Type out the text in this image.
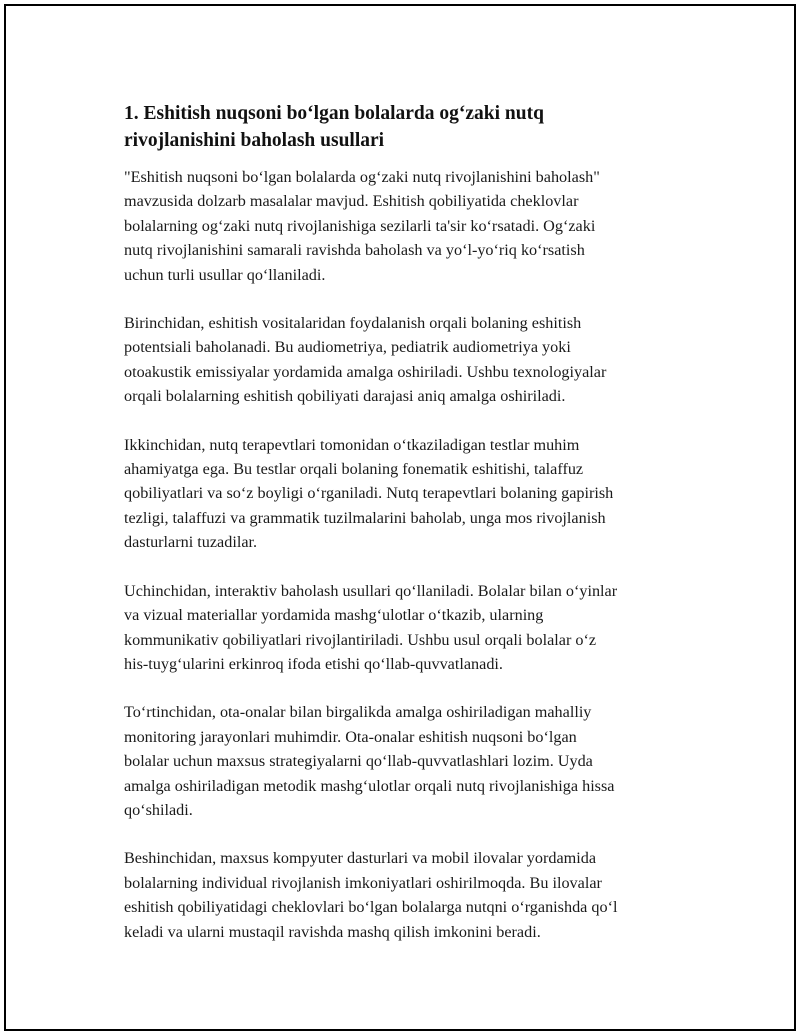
1. Eshitish nuqsoni bo‘lgan bolalarda og‘zaki nutq
rivojlanishini baholash usullari

"Eshitish nuqsoni bo‘lgan bolalarda og‘zaki nutq rivojlanishini baholash"
mavzusida dolzarb masalalar mavjud. Eshitish qobiliyatida cheklovlar
bolalarning og‘zaki nutq rivojlanishiga sezilarli ta'sir ko‘rsatadi. Og‘zaki
nutq rivojlanishini samarali ravishda baholash va yo‘l-yo‘riq ko‘rsatish
uchun turli usullar qo‘llaniladi.

Birinchidan, eshitish vositalaridan foydalanish orqali bolaning eshitish
potentsiali baholanadi. Bu audiometriya, pediatrik audiometriya yoki
otoakustik emissiyalar yordamida amalga oshiriladi. Ushbu texnologiyalar
orqali bolalarning eshitish qobiliyati darajasi aniq amalga oshiriladi.

Ikkinchidan, nutq terapevtlari tomonidan o‘tkaziladigan testlar muhim
ahamiyatga ega. Bu testlar orqali bolaning fonematik eshitishi, talaffuz
qobiliyatlari va so‘z boyligi o‘rganiladi. Nutq terapevtlari bolaning gapirish
tezligi, talaffuzi va grammatik tuzilmalarini baholab, unga mos rivojlanish
dasturlarni tuzadilar.

Uchinchidan, interaktiv baholash usullari qo‘llaniladi. Bolalar bilan o‘yinlar
va vizual materiallar yordamida mashg‘ulotlar o‘tkazib, ularning
kommunikativ qobiliyatlari rivojlantiriladi. Ushbu usul orqali bolalar o‘z
his-tuyg‘ularini erkinroq ifoda etishi qo‘llab-quvvatlanadi.

To‘rtinchidan, ota-onalar bilan birgalikda amalga oshiriladigan mahalliy
monitoring jarayonlari muhimdir. Ota-onalar eshitish nuqsoni bo‘lgan
bolalar uchun maxsus strategiyalarni qo‘llab-quvvatlashlari lozim. Uyda
amalga oshiriladigan metodik mashg‘ulotlar orqali nutq rivojlanishiga hissa
qo‘shiladi.

Beshinchidan, maxsus kompyuter dasturlari va mobil ilovalar yordamida
bolalarning individual rivojlanish imkoniyatlari oshirilmoqda. Bu ilovalar
eshitish qobiliyatidagi cheklovlari bo‘lgan bolalarga nutqni o‘rganishda qo‘l
keladi va ularni mustaqil ravishda mashq qilish imkonini beradi.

YOUR INSTRUCTIONS: Return all of the data exactly as written, and drop the pictures.

RESPONSE TO THIS EXERCISE:
Type out the text in this image.
1. Eshitish nuqsoni bo‘lgan bolalarda og‘zaki nutq
rivojlanishini baholash usullari

"Eshitish nuqsoni bo‘lgan bolalarda og‘zaki nutq rivojlanishini baholash"
mavzusida dolzarb masalalar mavjud. Eshitish qobiliyatida cheklovlar
bolalarning og‘zaki nutq rivojlanishiga sezilarli ta'sir ko‘rsatadi. Og‘zaki
nutq rivojlanishini samarali ravishda baholash va yo‘l-yo‘riq ko‘rsatish
uchun turli usullar qo‘llaniladi.

Birinchidan, eshitish vositalaridan foydalanish orqali bolaning eshitish
potentsiali baholanadi. Bu audiometriya, pediatrik audiometriya yoki
otoakustik emissiyalar yordamida amalga oshiriladi. Ushbu texnologiyalar
orqali bolalarning eshitish qobiliyati darajasi aniq amalga oshiriladi.

Ikkinchidan, nutq terapevtlari tomonidan o‘tkaziladigan testlar muhim
ahamiyatga ega. Bu testlar orqali bolaning fonematik eshitishi, talaffuz
qobiliyatlari va so‘z boyligi o‘rganiladi. Nutq terapevtlari bolaning gapirish
tezligi, talaffuzi va grammatik tuzilmalarini baholab, unga mos rivojlanish
dasturlarni tuzadilar.

Uchinchidan, interaktiv baholash usullari qo‘llaniladi. Bolalar bilan o‘yinlar
va vizual materiallar yordamida mashg‘ulotlar o‘tkazib, ularning
kommunikativ qobiliyatlari rivojlantiriladi. Ushbu usul orqali bolalar o‘z
his-tuyg‘ularini erkinroq ifoda etishi qo‘llab-quvvatlanadi.

To‘rtinchidan, ota-onalar bilan birgalikda amalga oshiriladigan mahalliy
monitoring jarayonlari muhimdir. Ota-onalar eshitish nuqsoni bo‘lgan
bolalar uchun maxsus strategiyalarni qo‘llab-quvvatlashlari lozim. Uyda
amalga oshiriladigan metodik mashg‘ulotlar orqali nutq rivojlanishiga hissa
qo‘shiladi.

Beshinchidan, maxsus kompyuter dasturlari va mobil ilovalar yordamida
bolalarning individual rivojlanish imkoniyatlari oshirilmoqda. Bu ilovalar
eshitish qobiliyatidagi cheklovlari bo‘lgan bolalarga nutqni o‘rganishda qo‘l
keladi va ularni mustaqil ravishda mashq qilish imkonini beradi.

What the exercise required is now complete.